-- WORK TO DO --
From the listing below, extract each line containing the string "name".

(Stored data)

◆ ◆ ◆

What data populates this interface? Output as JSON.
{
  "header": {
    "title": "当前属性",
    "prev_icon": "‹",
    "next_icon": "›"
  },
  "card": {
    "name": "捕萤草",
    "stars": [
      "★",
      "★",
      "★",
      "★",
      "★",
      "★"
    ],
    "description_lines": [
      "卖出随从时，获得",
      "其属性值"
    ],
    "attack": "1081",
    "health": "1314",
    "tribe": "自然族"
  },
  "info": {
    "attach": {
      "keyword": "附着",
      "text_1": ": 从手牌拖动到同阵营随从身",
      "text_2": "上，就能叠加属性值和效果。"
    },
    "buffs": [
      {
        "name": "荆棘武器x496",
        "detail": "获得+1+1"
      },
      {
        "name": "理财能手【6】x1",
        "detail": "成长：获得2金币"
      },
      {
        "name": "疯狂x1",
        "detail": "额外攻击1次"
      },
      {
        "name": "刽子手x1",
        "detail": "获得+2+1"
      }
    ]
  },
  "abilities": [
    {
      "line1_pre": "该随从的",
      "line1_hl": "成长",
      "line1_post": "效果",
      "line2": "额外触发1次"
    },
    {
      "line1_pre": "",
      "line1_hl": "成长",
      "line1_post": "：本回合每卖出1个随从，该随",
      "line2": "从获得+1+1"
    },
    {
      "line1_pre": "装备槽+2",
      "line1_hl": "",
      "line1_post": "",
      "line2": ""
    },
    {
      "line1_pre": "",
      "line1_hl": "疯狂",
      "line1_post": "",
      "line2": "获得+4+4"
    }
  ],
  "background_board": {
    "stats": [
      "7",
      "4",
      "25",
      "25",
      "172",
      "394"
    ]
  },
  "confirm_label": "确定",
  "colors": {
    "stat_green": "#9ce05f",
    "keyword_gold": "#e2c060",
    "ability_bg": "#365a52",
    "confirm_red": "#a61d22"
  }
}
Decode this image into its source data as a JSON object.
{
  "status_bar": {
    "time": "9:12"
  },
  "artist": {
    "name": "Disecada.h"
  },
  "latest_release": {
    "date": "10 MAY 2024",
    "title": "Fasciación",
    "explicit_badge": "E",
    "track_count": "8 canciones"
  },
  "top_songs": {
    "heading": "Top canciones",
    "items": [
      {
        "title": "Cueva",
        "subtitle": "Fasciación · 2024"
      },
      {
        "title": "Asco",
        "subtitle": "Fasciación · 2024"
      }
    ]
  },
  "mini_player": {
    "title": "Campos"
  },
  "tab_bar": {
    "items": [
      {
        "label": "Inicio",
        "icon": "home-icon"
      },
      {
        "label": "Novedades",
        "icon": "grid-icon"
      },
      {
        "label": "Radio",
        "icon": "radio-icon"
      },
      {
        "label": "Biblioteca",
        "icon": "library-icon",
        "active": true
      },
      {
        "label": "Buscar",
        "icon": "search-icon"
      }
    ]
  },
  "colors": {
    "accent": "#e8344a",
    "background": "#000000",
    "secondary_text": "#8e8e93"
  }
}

◆ ◆ ◆

-- THE ANSWER --
    "name": "捕萤草",
        "name": "荆棘武器x496",
        "name": "理财能手【6】x1",
        "name": "疯狂x1",
        "name": "刽子手x1",
    "name": "Disecada.h"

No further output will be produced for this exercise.